→ **PROBLEM DETAILS**
Copy out the records in full, word for word, without pictures.
# DATASET EXCERPTS start
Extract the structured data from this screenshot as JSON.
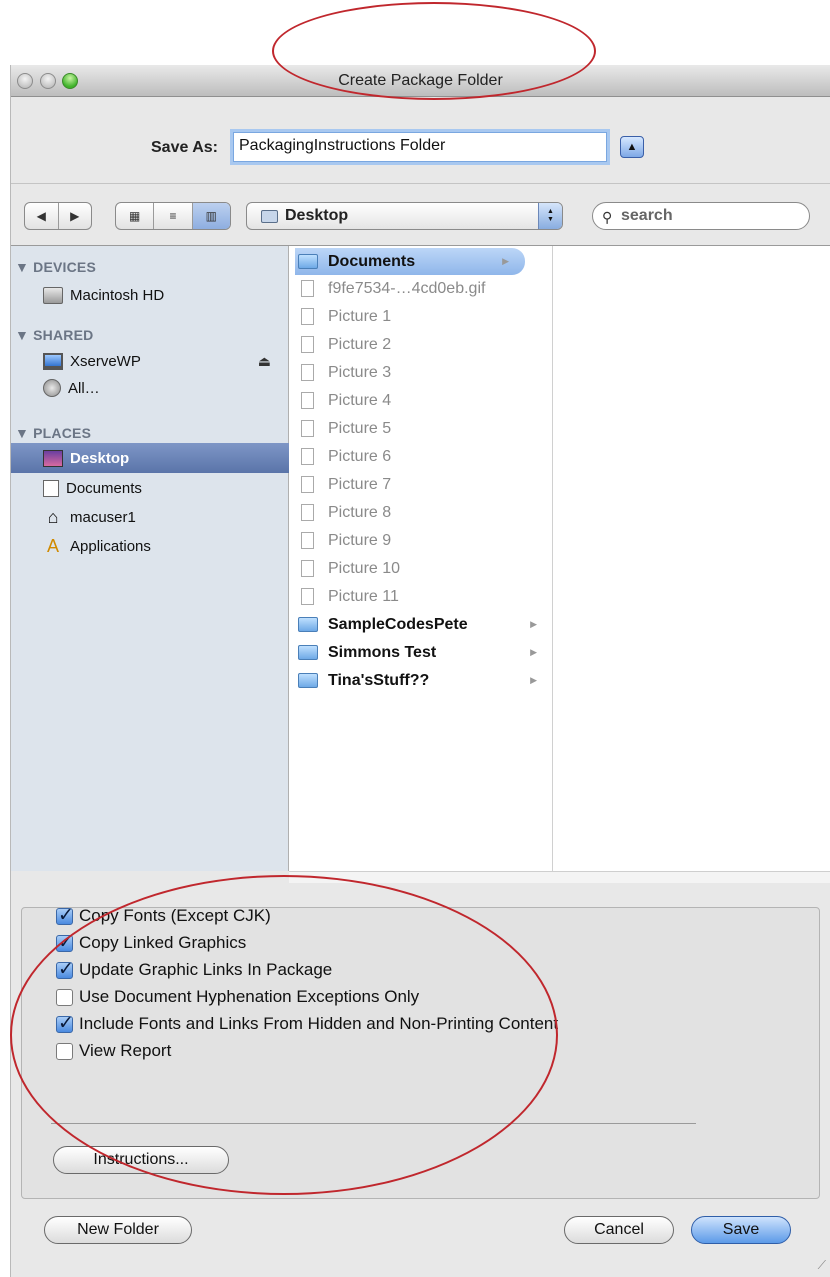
{
  "window": {
    "title": "Create Package Folder"
  },
  "save_as": {
    "label": "Save As:",
    "value": "PackagingInstructions Folder"
  },
  "toolbar": {
    "location": "Desktop",
    "search_placeholder": "search"
  },
  "sidebar": {
    "devices_header": "▼ DEVICES",
    "devices": [
      {
        "label": "Macintosh HD"
      }
    ],
    "shared_header": "▼ SHARED",
    "shared": [
      {
        "label": "XserveWP"
      },
      {
        "label": "All…"
      }
    ],
    "places_header": "▼ PLACES",
    "places": [
      {
        "label": "Desktop",
        "selected": true
      },
      {
        "label": "Documents"
      },
      {
        "label": "macuser1"
      },
      {
        "label": "Applications"
      }
    ]
  },
  "files": [
    {
      "name": "Documents",
      "kind": "folder",
      "selected": true
    },
    {
      "name": "f9fe7534-…4cd0eb.gif",
      "kind": "file"
    },
    {
      "name": "Picture 1",
      "kind": "file"
    },
    {
      "name": "Picture 2",
      "kind": "file"
    },
    {
      "name": "Picture 3",
      "kind": "file"
    },
    {
      "name": "Picture 4",
      "kind": "file"
    },
    {
      "name": "Picture 5",
      "kind": "file"
    },
    {
      "name": "Picture 6",
      "kind": "file"
    },
    {
      "name": "Picture 7",
      "kind": "file"
    },
    {
      "name": "Picture 8",
      "kind": "file"
    },
    {
      "name": "Picture 9",
      "kind": "file"
    },
    {
      "name": "Picture 10",
      "kind": "file"
    },
    {
      "name": "Picture 11",
      "kind": "file"
    },
    {
      "name": "SampleCodesPete",
      "kind": "folder"
    },
    {
      "name": "Simmons Test",
      "kind": "folder"
    },
    {
      "name": "Tina'sStuff??",
      "kind": "folder"
    }
  ],
  "options": [
    {
      "label": "Copy Fonts (Except CJK)",
      "checked": true
    },
    {
      "label": "Copy Linked Graphics",
      "checked": true
    },
    {
      "label": "Update Graphic Links In Package",
      "checked": true
    },
    {
      "label": "Use Document Hyphenation Exceptions Only",
      "checked": false
    },
    {
      "label": "Include Fonts and Links From Hidden and Non-Printing Content",
      "checked": true
    },
    {
      "label": "View Report",
      "checked": false
    }
  ],
  "buttons": {
    "instructions": "Instructions...",
    "new_folder": "New Folder",
    "cancel": "Cancel",
    "save": "Save"
  },
  "colors": {
    "selection": "#5a74a9",
    "accent": "#5c9ae8",
    "annotation": "#c0272d"
  }
}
# DATASET EXCERPTS end
→ **WRITTEN SOLUTION**
Extract the structured data from this screenshot as JSON.
{
  "window": {
    "title": "Create Package Folder"
  },
  "save_as": {
    "label": "Save As:",
    "value": "PackagingInstructions Folder"
  },
  "toolbar": {
    "location": "Desktop",
    "search_placeholder": "search"
  },
  "sidebar": {
    "devices_header": "▼ DEVICES",
    "devices": [
      {
        "label": "Macintosh HD"
      }
    ],
    "shared_header": "▼ SHARED",
    "shared": [
      {
        "label": "XserveWP"
      },
      {
        "label": "All…"
      }
    ],
    "places_header": "▼ PLACES",
    "places": [
      {
        "label": "Desktop",
        "selected": true
      },
      {
        "label": "Documents"
      },
      {
        "label": "macuser1"
      },
      {
        "label": "Applications"
      }
    ]
  },
  "files": [
    {
      "name": "Documents",
      "kind": "folder",
      "selected": true
    },
    {
      "name": "f9fe7534-…4cd0eb.gif",
      "kind": "file"
    },
    {
      "name": "Picture 1",
      "kind": "file"
    },
    {
      "name": "Picture 2",
      "kind": "file"
    },
    {
      "name": "Picture 3",
      "kind": "file"
    },
    {
      "name": "Picture 4",
      "kind": "file"
    },
    {
      "name": "Picture 5",
      "kind": "file"
    },
    {
      "name": "Picture 6",
      "kind": "file"
    },
    {
      "name": "Picture 7",
      "kind": "file"
    },
    {
      "name": "Picture 8",
      "kind": "file"
    },
    {
      "name": "Picture 9",
      "kind": "file"
    },
    {
      "name": "Picture 10",
      "kind": "file"
    },
    {
      "name": "Picture 11",
      "kind": "file"
    },
    {
      "name": "SampleCodesPete",
      "kind": "folder"
    },
    {
      "name": "Simmons Test",
      "kind": "folder"
    },
    {
      "name": "Tina'sStuff??",
      "kind": "folder"
    }
  ],
  "options": [
    {
      "label": "Copy Fonts (Except CJK)",
      "checked": true
    },
    {
      "label": "Copy Linked Graphics",
      "checked": true
    },
    {
      "label": "Update Graphic Links In Package",
      "checked": true
    },
    {
      "label": "Use Document Hyphenation Exceptions Only",
      "checked": false
    },
    {
      "label": "Include Fonts and Links From Hidden and Non-Printing Content",
      "checked": true
    },
    {
      "label": "View Report",
      "checked": false
    }
  ],
  "buttons": {
    "instructions": "Instructions...",
    "new_folder": "New Folder",
    "cancel": "Cancel",
    "save": "Save"
  },
  "colors": {
    "selection": "#5a74a9",
    "accent": "#5c9ae8",
    "annotation": "#c0272d"
  }
}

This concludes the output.